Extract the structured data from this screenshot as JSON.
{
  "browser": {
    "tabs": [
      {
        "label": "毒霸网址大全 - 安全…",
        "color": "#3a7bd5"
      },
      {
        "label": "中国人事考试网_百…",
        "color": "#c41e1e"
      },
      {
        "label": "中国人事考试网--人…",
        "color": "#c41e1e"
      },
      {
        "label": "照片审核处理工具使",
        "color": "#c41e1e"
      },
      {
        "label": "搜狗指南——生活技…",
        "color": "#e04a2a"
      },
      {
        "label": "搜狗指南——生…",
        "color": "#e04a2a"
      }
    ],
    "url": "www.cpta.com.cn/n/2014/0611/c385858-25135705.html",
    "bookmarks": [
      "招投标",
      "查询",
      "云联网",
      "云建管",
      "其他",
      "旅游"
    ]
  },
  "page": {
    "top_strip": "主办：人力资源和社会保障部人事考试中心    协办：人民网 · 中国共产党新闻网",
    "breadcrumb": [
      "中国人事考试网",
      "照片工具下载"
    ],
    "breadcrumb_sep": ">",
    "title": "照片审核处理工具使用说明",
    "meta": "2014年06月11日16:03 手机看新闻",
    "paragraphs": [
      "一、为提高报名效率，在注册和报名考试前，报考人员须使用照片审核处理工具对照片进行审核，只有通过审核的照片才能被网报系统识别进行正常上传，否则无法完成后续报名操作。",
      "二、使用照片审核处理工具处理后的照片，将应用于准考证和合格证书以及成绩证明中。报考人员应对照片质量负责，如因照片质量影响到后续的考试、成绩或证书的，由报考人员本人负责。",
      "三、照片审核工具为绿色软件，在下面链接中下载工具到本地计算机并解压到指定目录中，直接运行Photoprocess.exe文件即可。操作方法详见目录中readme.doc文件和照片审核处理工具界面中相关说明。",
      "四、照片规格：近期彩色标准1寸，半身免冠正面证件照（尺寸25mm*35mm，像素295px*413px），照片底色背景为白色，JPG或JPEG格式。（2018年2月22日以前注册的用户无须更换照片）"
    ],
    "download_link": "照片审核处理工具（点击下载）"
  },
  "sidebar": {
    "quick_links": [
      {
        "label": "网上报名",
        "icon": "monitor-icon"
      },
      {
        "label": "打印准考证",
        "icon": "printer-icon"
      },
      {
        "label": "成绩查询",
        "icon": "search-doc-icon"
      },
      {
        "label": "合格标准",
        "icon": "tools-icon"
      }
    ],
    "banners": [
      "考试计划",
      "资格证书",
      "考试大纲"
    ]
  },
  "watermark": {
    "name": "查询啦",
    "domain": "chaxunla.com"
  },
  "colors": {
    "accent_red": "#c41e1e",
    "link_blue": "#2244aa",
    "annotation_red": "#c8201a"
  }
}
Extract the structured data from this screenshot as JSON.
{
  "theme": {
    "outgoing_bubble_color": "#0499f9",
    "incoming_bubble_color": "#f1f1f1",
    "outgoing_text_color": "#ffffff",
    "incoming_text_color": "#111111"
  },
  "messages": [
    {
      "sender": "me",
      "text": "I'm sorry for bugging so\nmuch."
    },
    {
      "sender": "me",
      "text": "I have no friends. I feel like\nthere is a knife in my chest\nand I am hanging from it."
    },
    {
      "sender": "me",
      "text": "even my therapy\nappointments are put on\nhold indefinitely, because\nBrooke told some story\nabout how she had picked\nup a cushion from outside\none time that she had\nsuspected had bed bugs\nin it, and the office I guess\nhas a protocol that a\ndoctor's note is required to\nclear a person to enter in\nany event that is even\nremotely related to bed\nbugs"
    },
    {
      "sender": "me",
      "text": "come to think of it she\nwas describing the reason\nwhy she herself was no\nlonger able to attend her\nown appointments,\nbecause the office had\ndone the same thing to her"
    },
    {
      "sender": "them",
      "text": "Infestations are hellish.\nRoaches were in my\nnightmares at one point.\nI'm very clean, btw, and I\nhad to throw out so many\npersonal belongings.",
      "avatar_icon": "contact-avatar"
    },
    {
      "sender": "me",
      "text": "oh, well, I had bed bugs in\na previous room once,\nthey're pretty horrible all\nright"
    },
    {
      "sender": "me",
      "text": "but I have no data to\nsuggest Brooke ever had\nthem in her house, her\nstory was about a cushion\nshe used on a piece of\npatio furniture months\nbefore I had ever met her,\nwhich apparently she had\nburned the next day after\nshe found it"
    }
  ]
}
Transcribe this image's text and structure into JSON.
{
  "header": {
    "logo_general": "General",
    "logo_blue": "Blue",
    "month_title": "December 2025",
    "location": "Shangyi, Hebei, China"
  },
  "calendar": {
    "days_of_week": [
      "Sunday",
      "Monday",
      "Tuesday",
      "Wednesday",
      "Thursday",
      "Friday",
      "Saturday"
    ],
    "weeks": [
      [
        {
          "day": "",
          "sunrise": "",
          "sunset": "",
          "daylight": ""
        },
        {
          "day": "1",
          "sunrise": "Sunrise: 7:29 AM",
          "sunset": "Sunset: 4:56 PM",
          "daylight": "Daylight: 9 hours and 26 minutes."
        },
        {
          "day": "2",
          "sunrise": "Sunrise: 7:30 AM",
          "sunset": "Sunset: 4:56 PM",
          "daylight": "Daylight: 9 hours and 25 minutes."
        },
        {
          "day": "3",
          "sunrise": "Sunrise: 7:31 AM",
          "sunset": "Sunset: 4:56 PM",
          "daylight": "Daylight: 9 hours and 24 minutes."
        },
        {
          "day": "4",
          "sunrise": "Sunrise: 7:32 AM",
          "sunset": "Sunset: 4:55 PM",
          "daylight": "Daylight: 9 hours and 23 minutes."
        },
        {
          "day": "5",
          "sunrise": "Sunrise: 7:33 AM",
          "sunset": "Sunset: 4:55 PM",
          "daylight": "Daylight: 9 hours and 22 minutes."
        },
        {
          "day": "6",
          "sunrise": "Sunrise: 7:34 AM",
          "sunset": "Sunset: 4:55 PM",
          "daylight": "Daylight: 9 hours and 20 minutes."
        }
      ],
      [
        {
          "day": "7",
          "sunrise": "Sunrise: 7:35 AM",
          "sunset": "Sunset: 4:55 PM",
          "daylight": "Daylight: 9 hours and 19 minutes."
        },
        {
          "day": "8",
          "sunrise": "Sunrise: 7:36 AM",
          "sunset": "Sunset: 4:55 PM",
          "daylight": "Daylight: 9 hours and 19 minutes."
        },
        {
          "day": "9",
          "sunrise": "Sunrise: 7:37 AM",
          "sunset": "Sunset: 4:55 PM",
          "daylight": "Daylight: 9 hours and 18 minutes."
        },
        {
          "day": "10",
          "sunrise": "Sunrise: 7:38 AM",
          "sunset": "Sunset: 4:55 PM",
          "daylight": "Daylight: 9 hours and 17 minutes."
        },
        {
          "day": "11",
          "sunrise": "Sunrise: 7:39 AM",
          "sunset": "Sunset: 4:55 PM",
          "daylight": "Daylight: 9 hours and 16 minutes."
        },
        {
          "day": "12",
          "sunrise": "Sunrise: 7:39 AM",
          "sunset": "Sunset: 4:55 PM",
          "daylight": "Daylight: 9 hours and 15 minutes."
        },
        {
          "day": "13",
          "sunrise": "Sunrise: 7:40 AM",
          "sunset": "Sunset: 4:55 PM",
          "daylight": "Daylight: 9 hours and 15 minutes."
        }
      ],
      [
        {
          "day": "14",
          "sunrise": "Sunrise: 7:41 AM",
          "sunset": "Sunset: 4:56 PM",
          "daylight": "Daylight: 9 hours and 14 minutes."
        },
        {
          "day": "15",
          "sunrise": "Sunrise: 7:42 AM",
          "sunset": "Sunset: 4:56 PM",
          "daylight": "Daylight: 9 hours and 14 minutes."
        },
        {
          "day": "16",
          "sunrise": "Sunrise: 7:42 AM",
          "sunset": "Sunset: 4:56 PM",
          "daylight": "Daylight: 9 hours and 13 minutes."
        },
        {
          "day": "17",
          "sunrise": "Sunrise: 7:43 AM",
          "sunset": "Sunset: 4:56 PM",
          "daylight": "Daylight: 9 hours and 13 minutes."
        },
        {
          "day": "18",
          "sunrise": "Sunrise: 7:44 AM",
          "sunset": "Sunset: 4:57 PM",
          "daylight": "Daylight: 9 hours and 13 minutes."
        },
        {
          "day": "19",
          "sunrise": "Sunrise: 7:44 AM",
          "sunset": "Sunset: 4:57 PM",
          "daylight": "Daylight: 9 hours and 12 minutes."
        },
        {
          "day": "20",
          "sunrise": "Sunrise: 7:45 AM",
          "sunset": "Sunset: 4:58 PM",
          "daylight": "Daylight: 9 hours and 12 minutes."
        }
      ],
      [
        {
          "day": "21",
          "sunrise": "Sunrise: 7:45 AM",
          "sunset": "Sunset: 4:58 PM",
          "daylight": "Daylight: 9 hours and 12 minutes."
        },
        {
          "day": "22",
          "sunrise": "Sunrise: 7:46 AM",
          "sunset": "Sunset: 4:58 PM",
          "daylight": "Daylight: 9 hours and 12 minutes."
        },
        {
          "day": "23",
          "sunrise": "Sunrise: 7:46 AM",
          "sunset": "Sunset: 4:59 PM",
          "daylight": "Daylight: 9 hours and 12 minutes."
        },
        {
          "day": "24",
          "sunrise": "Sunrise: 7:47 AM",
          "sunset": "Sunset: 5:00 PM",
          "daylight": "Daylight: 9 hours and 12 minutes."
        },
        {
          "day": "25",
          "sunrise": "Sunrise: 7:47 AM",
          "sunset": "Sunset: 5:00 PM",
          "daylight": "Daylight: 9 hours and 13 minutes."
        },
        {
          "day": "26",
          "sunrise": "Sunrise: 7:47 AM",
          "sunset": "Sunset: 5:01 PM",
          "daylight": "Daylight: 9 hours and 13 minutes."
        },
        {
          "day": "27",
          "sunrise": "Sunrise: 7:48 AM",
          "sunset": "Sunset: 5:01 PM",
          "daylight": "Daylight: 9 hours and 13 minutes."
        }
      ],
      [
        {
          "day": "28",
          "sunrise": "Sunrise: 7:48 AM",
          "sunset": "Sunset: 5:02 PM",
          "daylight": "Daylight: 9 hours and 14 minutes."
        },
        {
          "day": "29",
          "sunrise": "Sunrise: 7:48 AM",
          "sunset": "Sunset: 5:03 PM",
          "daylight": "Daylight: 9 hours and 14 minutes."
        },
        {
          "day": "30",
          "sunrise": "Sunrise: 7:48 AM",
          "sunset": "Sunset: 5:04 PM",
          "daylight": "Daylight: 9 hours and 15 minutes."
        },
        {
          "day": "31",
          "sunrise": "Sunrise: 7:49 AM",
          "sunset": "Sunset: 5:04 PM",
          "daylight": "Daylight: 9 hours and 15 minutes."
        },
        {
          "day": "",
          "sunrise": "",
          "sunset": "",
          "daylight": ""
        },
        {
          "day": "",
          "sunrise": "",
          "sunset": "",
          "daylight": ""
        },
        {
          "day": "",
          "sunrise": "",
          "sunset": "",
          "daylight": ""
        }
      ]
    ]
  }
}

☆ ☆ ☆ ☆ ☆

_Task requirements:_ The word "bugs" may turn up on some lines of these records; say how many, with no other words.

_Reply:_ 2